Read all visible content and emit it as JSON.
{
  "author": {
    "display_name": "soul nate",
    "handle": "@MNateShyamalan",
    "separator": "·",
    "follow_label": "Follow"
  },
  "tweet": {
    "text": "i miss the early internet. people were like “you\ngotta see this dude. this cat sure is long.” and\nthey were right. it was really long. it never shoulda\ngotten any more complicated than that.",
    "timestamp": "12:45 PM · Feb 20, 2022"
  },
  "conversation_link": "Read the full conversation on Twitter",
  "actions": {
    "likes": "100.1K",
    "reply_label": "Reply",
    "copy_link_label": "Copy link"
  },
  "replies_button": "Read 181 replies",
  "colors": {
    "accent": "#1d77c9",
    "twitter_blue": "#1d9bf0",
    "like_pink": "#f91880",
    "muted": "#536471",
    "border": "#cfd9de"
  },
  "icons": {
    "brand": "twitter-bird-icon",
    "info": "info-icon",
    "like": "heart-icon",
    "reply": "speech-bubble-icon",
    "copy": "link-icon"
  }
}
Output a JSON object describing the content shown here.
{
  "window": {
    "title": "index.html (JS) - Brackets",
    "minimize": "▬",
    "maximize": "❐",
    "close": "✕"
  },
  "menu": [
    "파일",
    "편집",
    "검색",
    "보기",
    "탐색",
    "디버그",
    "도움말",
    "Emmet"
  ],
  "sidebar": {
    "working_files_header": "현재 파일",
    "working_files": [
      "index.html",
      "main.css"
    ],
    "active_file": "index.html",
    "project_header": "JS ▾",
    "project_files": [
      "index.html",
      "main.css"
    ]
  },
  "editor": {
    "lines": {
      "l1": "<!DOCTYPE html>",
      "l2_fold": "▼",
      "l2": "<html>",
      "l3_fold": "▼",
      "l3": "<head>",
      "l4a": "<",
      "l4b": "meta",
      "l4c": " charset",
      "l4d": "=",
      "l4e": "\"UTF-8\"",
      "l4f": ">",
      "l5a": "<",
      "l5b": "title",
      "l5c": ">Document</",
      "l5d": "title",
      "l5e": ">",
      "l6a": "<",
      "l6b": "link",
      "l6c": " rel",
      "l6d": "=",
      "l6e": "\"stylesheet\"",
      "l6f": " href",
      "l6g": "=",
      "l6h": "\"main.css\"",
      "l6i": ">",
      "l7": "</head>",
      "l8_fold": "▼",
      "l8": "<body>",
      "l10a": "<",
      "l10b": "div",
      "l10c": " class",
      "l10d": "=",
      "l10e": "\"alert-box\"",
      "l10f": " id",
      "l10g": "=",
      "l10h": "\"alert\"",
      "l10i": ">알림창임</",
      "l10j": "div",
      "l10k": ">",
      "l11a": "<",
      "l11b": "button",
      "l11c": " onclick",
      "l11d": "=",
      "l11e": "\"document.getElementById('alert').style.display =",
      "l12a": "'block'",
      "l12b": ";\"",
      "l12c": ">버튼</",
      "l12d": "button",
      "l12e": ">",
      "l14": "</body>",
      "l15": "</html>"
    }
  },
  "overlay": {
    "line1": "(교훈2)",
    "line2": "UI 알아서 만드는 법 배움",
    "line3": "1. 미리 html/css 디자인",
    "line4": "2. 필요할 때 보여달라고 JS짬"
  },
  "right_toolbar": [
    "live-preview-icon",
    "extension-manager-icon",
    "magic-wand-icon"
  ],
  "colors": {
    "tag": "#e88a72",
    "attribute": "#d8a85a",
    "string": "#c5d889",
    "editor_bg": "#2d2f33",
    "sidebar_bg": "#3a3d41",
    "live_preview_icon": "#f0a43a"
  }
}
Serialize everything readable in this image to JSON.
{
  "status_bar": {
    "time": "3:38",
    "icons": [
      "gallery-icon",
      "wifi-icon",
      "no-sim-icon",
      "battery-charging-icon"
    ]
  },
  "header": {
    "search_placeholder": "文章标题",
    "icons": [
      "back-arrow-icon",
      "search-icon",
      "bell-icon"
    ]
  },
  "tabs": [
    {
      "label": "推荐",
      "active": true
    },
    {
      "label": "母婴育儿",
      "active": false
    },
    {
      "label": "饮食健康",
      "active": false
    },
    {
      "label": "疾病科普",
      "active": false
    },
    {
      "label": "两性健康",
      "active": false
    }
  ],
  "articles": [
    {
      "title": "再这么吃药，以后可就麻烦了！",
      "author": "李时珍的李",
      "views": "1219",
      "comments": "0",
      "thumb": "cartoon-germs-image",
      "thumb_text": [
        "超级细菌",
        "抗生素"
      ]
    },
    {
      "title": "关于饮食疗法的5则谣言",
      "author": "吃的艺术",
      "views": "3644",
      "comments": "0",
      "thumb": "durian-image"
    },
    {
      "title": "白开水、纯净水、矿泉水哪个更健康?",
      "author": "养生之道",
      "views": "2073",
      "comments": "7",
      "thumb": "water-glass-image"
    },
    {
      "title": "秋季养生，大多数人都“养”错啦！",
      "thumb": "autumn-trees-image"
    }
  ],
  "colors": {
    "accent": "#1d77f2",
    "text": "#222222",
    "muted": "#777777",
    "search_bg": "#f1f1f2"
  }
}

#### AIM:
Copy each line in the data that holds the word "JSON".

#### RESPONSE:
Read all visible content and emit it as JSON.
Output a JSON object describing the content shown here.
Serialize everything readable in this image to JSON.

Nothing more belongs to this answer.